◆ **What the task asks**
Filter the records for lines holding the string "image".

◆ **Given records**
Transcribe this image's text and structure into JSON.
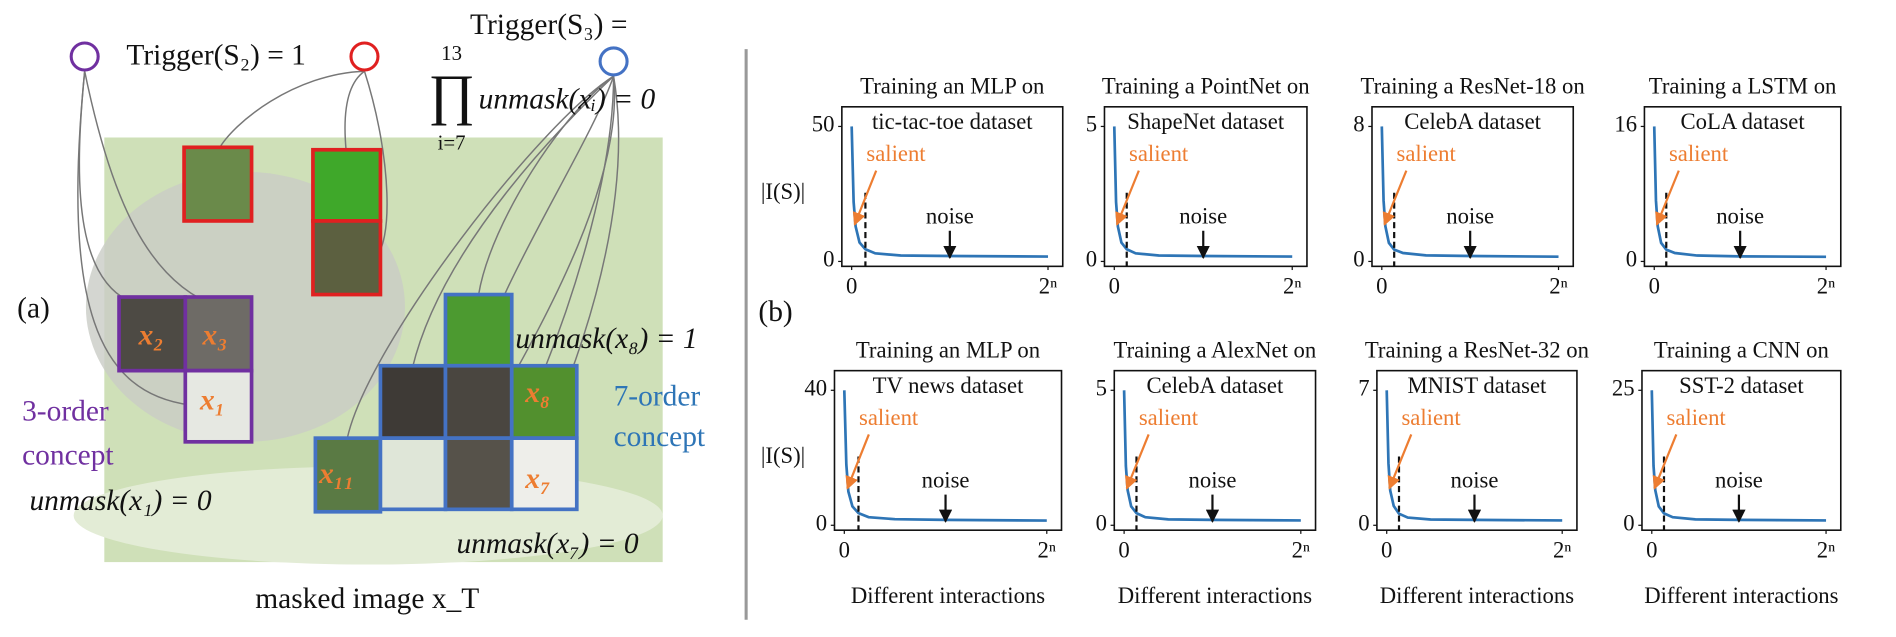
{
  "panel_a": {
    "label": "(a)",
    "trigger_s2": "Trigger(S₂) = 1",
    "trigger_s3": "Trigger(S₃) =",
    "product": {
      "upper": "13",
      "symbol": "∏",
      "lower": "i=7",
      "expr": "unmask(xᵢ) = 0"
    },
    "patch_labels": [
      "x₂",
      "x₃",
      "x₁",
      "x₈",
      "x₇",
      "x₁₁"
    ],
    "unmask_x8": "unmask(x₈) = 1",
    "unmask_x1": "unmask(x₁) = 0",
    "unmask_x7": "unmask(x₇) = 0",
    "concept_7": [
      "7-order",
      "concept"
    ],
    "concept_3": [
      "3-order",
      "concept"
    ],
    "caption": "masked image x_T"
  },
  "panel_b": {
    "label": "(b)"
  },
  "chart_data": [
    {
      "type": "line",
      "title": "Training an MLP on",
      "subtitle": "tic-tac-toe dataset",
      "ylabel": "|I(S)|",
      "annotations": [
        "salient",
        "noise"
      ],
      "color": "#2e75b6",
      "x": [
        0,
        0.01,
        0.02,
        0.04,
        0.07,
        0.12,
        0.25,
        0.5,
        1
      ],
      "values": [
        50,
        22,
        13,
        7,
        4.5,
        3,
        2.2,
        2,
        1.8
      ],
      "xlim": [
        0,
        1
      ],
      "xticks": [
        0,
        {
          "value": 1,
          "label": "2ⁿ"
        }
      ],
      "ylim": [
        0,
        55
      ],
      "yticks": [
        0,
        50
      ]
    },
    {
      "type": "line",
      "title": "Training a PointNet on",
      "subtitle": "ShapeNet dataset",
      "annotations": [
        "salient",
        "noise"
      ],
      "color": "#2e75b6",
      "x": [
        0,
        0.01,
        0.02,
        0.04,
        0.07,
        0.12,
        0.25,
        0.5,
        1
      ],
      "values": [
        5,
        2.2,
        1.3,
        0.7,
        0.45,
        0.3,
        0.22,
        0.2,
        0.18
      ],
      "xlim": [
        0,
        1
      ],
      "xticks": [
        0,
        {
          "value": 1,
          "label": "2ⁿ"
        }
      ],
      "ylim": [
        0,
        5.5
      ],
      "yticks": [
        0,
        5
      ]
    },
    {
      "type": "line",
      "title": "Training a ResNet-18 on",
      "subtitle": "CelebA dataset",
      "annotations": [
        "salient",
        "noise"
      ],
      "color": "#2e75b6",
      "x": [
        0,
        0.01,
        0.02,
        0.04,
        0.07,
        0.12,
        0.25,
        0.5,
        1
      ],
      "values": [
        8,
        3.6,
        2.1,
        1.1,
        0.7,
        0.5,
        0.36,
        0.32,
        0.28
      ],
      "xlim": [
        0,
        1
      ],
      "xticks": [
        0,
        {
          "value": 1,
          "label": "2ⁿ"
        }
      ],
      "ylim": [
        0,
        8.8
      ],
      "yticks": [
        0,
        8
      ]
    },
    {
      "type": "line",
      "title": "Training a LSTM on",
      "subtitle": "CoLA dataset",
      "annotations": [
        "salient",
        "noise"
      ],
      "color": "#2e75b6",
      "x": [
        0,
        0.01,
        0.02,
        0.04,
        0.07,
        0.12,
        0.25,
        0.5,
        1
      ],
      "values": [
        16,
        7.2,
        4.2,
        2.2,
        1.4,
        1,
        0.7,
        0.6,
        0.55
      ],
      "xlim": [
        0,
        1
      ],
      "xticks": [
        0,
        {
          "value": 1,
          "label": "2ⁿ"
        }
      ],
      "ylim": [
        0,
        17.6
      ],
      "yticks": [
        0,
        16
      ]
    },
    {
      "type": "line",
      "title": "Training an MLP on",
      "subtitle": "TV news dataset",
      "ylabel": "|I(S)|",
      "xlabel": "Different interactions",
      "annotations": [
        "salient",
        "noise"
      ],
      "color": "#2e75b6",
      "x": [
        0,
        0.01,
        0.02,
        0.04,
        0.07,
        0.12,
        0.25,
        0.5,
        1
      ],
      "values": [
        40,
        18,
        10,
        5.6,
        3.6,
        2.4,
        1.8,
        1.6,
        1.4
      ],
      "xlim": [
        0,
        1
      ],
      "xticks": [
        0,
        {
          "value": 1,
          "label": "2ⁿ"
        }
      ],
      "ylim": [
        0,
        44
      ],
      "yticks": [
        0,
        40
      ]
    },
    {
      "type": "line",
      "title": "Training a AlexNet on",
      "subtitle": "CelebA dataset",
      "xlabel": "Different interactions",
      "annotations": [
        "salient",
        "noise"
      ],
      "color": "#2e75b6",
      "x": [
        0,
        0.01,
        0.02,
        0.04,
        0.07,
        0.12,
        0.25,
        0.5,
        1
      ],
      "values": [
        5,
        2.2,
        1.3,
        0.7,
        0.45,
        0.3,
        0.22,
        0.2,
        0.18
      ],
      "xlim": [
        0,
        1
      ],
      "xticks": [
        0,
        {
          "value": 1,
          "label": "2ⁿ"
        }
      ],
      "ylim": [
        0,
        5.5
      ],
      "yticks": [
        0,
        5
      ]
    },
    {
      "type": "line",
      "title": "Training a ResNet-32 on",
      "subtitle": "MNIST dataset",
      "xlabel": "Different interactions",
      "annotations": [
        "salient",
        "noise"
      ],
      "color": "#2e75b6",
      "x": [
        0,
        0.01,
        0.02,
        0.04,
        0.07,
        0.12,
        0.25,
        0.5,
        1
      ],
      "values": [
        7,
        3.2,
        1.8,
        1,
        0.6,
        0.4,
        0.3,
        0.28,
        0.25
      ],
      "xlim": [
        0,
        1
      ],
      "xticks": [
        0,
        {
          "value": 1,
          "label": "2ⁿ"
        }
      ],
      "ylim": [
        0,
        7.7
      ],
      "yticks": [
        0,
        7
      ]
    },
    {
      "type": "line",
      "title": "Training a CNN on",
      "subtitle": "SST-2 dataset",
      "xlabel": "Different interactions",
      "annotations": [
        "salient",
        "noise"
      ],
      "color": "#2e75b6",
      "x": [
        0,
        0.01,
        0.02,
        0.04,
        0.07,
        0.12,
        0.25,
        0.5,
        1
      ],
      "values": [
        25,
        11,
        6.5,
        3.5,
        2.2,
        1.5,
        1.1,
        1,
        0.9
      ],
      "xlim": [
        0,
        1
      ],
      "xticks": [
        0,
        {
          "value": 1,
          "label": "2ⁿ"
        }
      ],
      "ylim": [
        0,
        27.5
      ],
      "yticks": [
        0,
        25
      ]
    }
  ]
}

◆ **Final result**
Transcribe this image's text and structure into JSON.
    "caption": "masked image x_T"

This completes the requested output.